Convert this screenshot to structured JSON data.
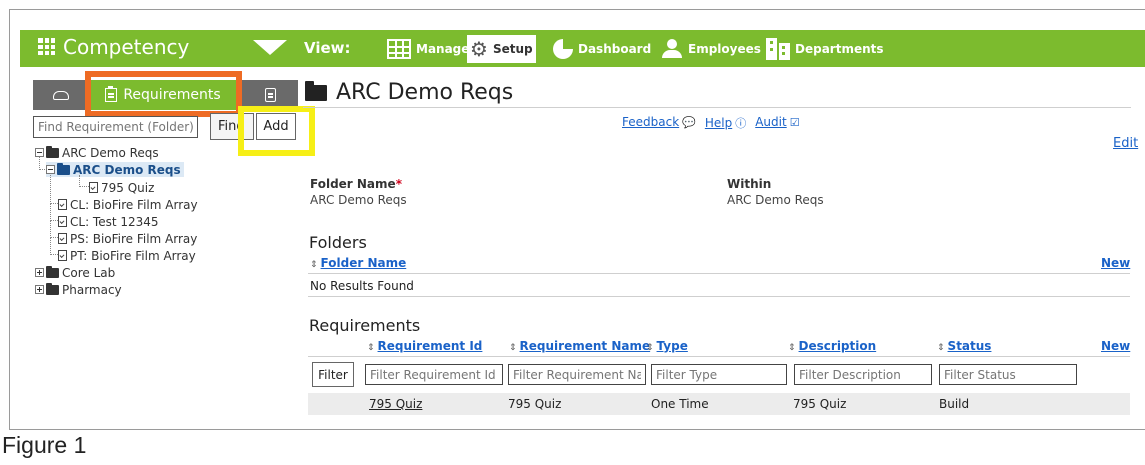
{
  "app": {
    "title": "Competency"
  },
  "nav": {
    "view_label": "View:",
    "items": [
      {
        "label": "Manage",
        "icon": "grid-icon"
      },
      {
        "label": "Setup",
        "icon": "gear-icon"
      },
      {
        "label": "Dashboard",
        "icon": "pie-chart-icon"
      },
      {
        "label": "Employees",
        "icon": "person-icon"
      },
      {
        "label": "Departments",
        "icon": "building-icon"
      }
    ]
  },
  "sidebar": {
    "tabs": {
      "requirements": "Requirements"
    },
    "find_placeholder": "Find Requirement (Folder)",
    "find_button": "Find",
    "add_button": "Add",
    "tree": [
      {
        "label": "ARC Demo Reqs"
      },
      {
        "label": "ARC Demo Reqs"
      },
      {
        "label": "795 Quiz"
      },
      {
        "label": "CL: BioFire Film Array"
      },
      {
        "label": "CL: Test 12345"
      },
      {
        "label": "PS: BioFire Film Array"
      },
      {
        "label": "PT: BioFire Film Array"
      },
      {
        "label": "Core Lab"
      },
      {
        "label": "Pharmacy"
      }
    ]
  },
  "main": {
    "title": "ARC Demo Reqs",
    "links": {
      "feedback": "Feedback",
      "help": "Help",
      "audit": "Audit"
    },
    "edit": "Edit",
    "folder_name_label": "Folder Name",
    "folder_name_value": "ARC Demo Reqs",
    "within_label": "Within",
    "within_value": "ARC Demo Reqs",
    "folders": {
      "title": "Folders",
      "column": "Folder Name",
      "new": "New",
      "empty": "No Results Found"
    },
    "requirements": {
      "title": "Requirements",
      "columns": [
        "Requirement Id",
        "Requirement Name",
        "Type",
        "Description",
        "Status"
      ],
      "new": "New",
      "filter_button": "Filter",
      "filter_placeholders": [
        "Filter Requirement Id",
        "Filter Requirement Name",
        "Filter Type",
        "Filter Description",
        "Filter Status"
      ],
      "rows": [
        {
          "id": "795 Quiz",
          "name": "795 Quiz",
          "type": "One Time",
          "description": "795 Quiz",
          "status": "Build"
        }
      ]
    }
  },
  "caption": "Figure 1",
  "colors": {
    "brand_green": "#7cbb2e",
    "highlight_orange": "#ee6b24",
    "highlight_yellow": "#f6ef16",
    "link_blue": "#1a62c8"
  }
}
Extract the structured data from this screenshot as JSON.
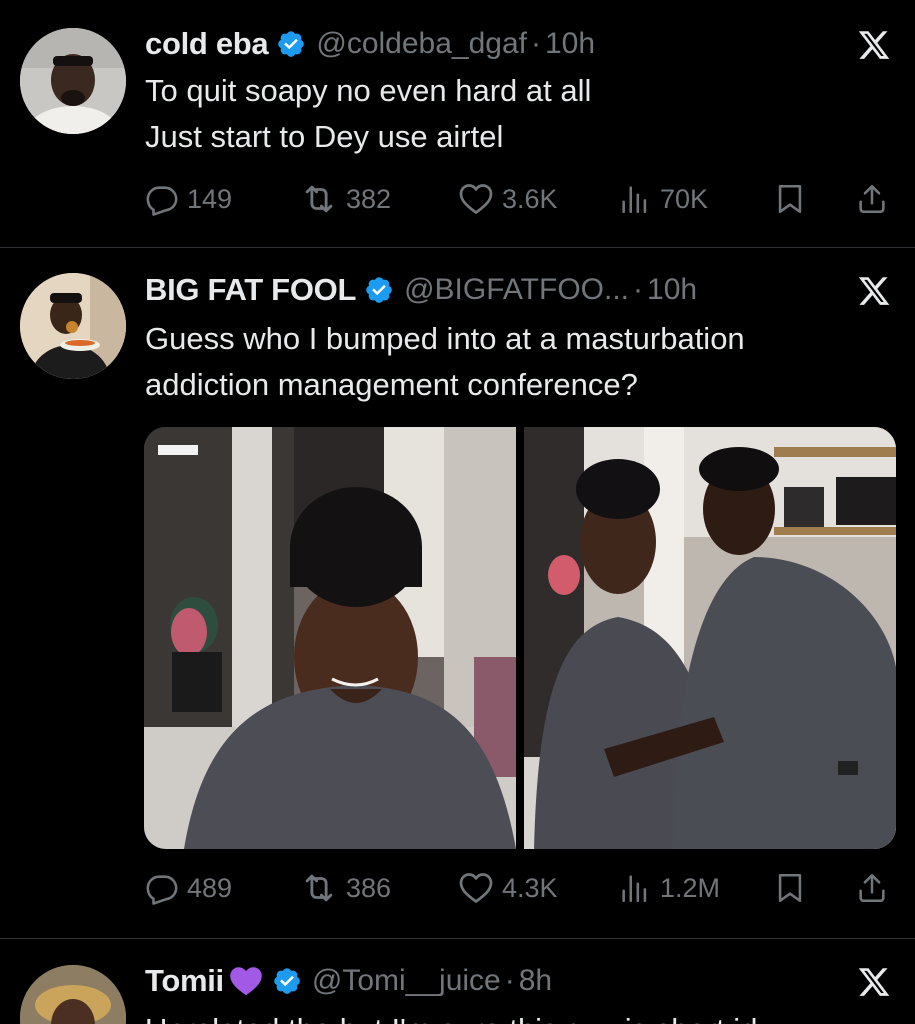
{
  "tweets": [
    {
      "name": "cold eba",
      "handle": "@coldeba_dgaf",
      "dot": "·",
      "time": "10h",
      "lines": [
        "To quit soapy no even hard at all",
        "Just start to Dey use airtel"
      ],
      "stats": {
        "replies": "149",
        "reposts": "382",
        "likes": "3.6K",
        "views": "70K"
      }
    },
    {
      "name": "BIG FAT FOOL",
      "handle": "@BIGFATFOO...",
      "dot": "·",
      "time": "10h",
      "lines": [
        "Guess who I bumped into at a masturbation",
        "addiction management conference?"
      ],
      "stats": {
        "replies": "489",
        "reposts": "386",
        "likes": "4.3K",
        "views": "1.2M"
      }
    },
    {
      "name": "Tomii",
      "handle": "@Tomi__juice",
      "dot": "·",
      "time": "8h",
      "lines": [
        "Unrelated tho but I'm sure this guy is short id"
      ]
    }
  ],
  "icons": {
    "verified": "verified-badge-icon",
    "close": "x-logo-icon",
    "reply": "reply-icon",
    "repost": "repost-icon",
    "like": "heart-icon",
    "views": "views-icon",
    "bookmark": "bookmark-icon",
    "share": "share-icon",
    "emoji": "purple-heart-emoji"
  },
  "colors": {
    "background": "#000000",
    "text": "#e7e9ea",
    "muted": "#71767b",
    "verified": "#1d9bf0",
    "divider": "#2f3336"
  }
}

------------------------------------

### CHALLENGE:
Give the number of lines that carry the word "structured", with nothing added.

### THE RESPONSE:
2